* _THE TASK_
Reproduce all entries verbatim, with nothing added or dropped.

* _DATA FOR PROCESSING_
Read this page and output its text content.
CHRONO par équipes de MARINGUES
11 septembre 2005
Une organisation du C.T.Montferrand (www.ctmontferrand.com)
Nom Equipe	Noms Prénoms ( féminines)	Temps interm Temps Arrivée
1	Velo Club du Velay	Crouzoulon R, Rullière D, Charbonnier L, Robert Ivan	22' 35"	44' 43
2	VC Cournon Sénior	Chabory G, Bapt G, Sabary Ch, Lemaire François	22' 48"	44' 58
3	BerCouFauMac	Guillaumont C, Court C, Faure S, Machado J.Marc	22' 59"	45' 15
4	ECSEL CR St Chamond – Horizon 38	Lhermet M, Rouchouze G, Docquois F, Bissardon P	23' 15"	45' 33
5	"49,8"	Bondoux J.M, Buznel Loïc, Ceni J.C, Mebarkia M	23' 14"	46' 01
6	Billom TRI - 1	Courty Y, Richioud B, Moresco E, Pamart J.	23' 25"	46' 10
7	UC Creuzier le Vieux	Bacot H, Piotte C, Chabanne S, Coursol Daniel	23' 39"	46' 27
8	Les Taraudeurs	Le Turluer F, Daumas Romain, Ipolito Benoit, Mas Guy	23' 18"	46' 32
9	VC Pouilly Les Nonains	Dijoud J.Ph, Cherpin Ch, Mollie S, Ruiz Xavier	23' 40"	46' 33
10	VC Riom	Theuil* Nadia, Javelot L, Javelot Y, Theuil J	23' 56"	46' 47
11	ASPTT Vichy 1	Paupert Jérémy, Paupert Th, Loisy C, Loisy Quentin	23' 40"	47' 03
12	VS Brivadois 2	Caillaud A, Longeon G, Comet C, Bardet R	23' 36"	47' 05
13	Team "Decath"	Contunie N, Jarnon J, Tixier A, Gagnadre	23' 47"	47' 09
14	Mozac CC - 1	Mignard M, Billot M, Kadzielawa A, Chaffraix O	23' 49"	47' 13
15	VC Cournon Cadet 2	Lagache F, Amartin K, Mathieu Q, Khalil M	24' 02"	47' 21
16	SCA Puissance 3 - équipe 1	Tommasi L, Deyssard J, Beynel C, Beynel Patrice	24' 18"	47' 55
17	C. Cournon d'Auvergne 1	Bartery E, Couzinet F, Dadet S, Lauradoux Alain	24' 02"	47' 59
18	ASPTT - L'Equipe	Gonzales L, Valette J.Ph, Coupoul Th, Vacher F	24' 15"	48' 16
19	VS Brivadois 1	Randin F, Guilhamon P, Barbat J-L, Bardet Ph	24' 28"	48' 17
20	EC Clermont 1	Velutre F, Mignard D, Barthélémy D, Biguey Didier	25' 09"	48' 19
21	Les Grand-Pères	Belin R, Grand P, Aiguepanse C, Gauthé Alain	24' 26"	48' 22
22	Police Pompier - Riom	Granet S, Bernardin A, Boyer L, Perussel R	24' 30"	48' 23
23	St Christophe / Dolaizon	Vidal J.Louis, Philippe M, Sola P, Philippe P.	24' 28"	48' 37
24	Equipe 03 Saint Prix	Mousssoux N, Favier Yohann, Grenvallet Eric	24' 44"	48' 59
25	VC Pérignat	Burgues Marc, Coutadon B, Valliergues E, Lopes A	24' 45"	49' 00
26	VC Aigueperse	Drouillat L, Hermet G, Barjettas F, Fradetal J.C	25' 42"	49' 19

* _SOLUTION TO THIS TASK_
Read this page and output its text content.
CHRONO par équipes de MARINGUES
11 septembre 2005
Une organisation du C.T.Montferrand (www.ctmontferrand.com)
Nom Equipe	Noms Prénoms ( féminines)	Temps interm Temps Arrivée
1	Velo Club du Velay	Crouzoulon R, Rullière D, Charbonnier L, Robert Ivan	22' 35"	44' 43
2	VC Cournon Sénior	Chabory G, Bapt G, Sabary Ch, Lemaire François	22' 48"	44' 58
3	BerCouFauMac	Guillaumont C, Court C, Faure S, Machado J.Marc	22' 59"	45' 15
4	ECSEL CR St Chamond – Horizon 38	Lhermet M, Rouchouze G, Docquois F, Bissardon P	23' 15"	45' 33
5	"49,8"	Bondoux J.M, Buznel Loïc, Ceni J.C, Mebarkia M	23' 14"	46' 01
6	Billom TRI - 1	Courty Y, Richioud B, Moresco E, Pamart J.	23' 25"	46' 10
7	UC Creuzier le Vieux	Bacot H, Piotte C, Chabanne S, Coursol Daniel	23' 39"	46' 27
8	Les Taraudeurs	Le Turluer F, Daumas Romain, Ipolito Benoit, Mas Guy	23' 18"	46' 32
9	VC Pouilly Les Nonains	Dijoud J.Ph, Cherpin Ch, Mollie S, Ruiz Xavier	23' 40"	46' 33
10	VC Riom	Theuil* Nadia, Javelot L, Javelot Y, Theuil J	23' 56"	46' 47
11	ASPTT Vichy 1	Paupert Jérémy, Paupert Th, Loisy C, Loisy Quentin	23' 40"	47' 03
12	VS Brivadois 2	Caillaud A, Longeon G, Comet C, Bardet R	23' 36"	47' 05
13	Team "Decath"	Contunie N, Jarnon J, Tixier A, Gagnadre	23' 47"	47' 09
14	Mozac CC - 1	Mignard M, Billot M, Kadzielawa A, Chaffraix O	23' 49"	47' 13
15	VC Cournon Cadet 2	Lagache F, Amartin K, Mathieu Q, Khalil M	24' 02"	47' 21
16	SCA Puissance 3 - équipe 1	Tommasi L, Deyssard J, Beynel C, Beynel Patrice	24' 18"	47' 55
17	C. Cournon d'Auvergne 1	Bartery E, Couzinet F, Dadet S, Lauradoux Alain	24' 02"	47' 59
18	ASPTT - L'Equipe	Gonzales L, Valette J.Ph, Coupoul Th, Vacher F	24' 15"	48' 16
19	VS Brivadois 1	Randin F, Guilhamon P, Barbat J-L, Bardet Ph	24' 28"	48' 17
20	EC Clermont 1	Velutre F, Mignard D, Barthélémy D, Biguey Didier	25' 09"	48' 19
21	Les Grand-Pères	Belin R, Grand P, Aiguepanse C, Gauthé Alain	24' 26"	48' 22
22	Police Pompier - Riom	Granet S, Bernardin A, Boyer L, Perussel R	24' 30"	48' 23
23	St Christophe / Dolaizon	Vidal J.Louis, Philippe M, Sola P, Philippe P.	24' 28"	48' 37
24	Equipe 03 Saint Prix	Mousssoux N, Favier Yohann, Grenvallet Eric	24' 44"	48' 59
25	VC Pérignat	Burgues Marc, Coutadon B, Valliergues E, Lopes A	24' 45"	49' 00
26	VC Aigueperse	Drouillat L, Hermet G, Barjettas F, Fradetal J.C	25' 42"	49' 19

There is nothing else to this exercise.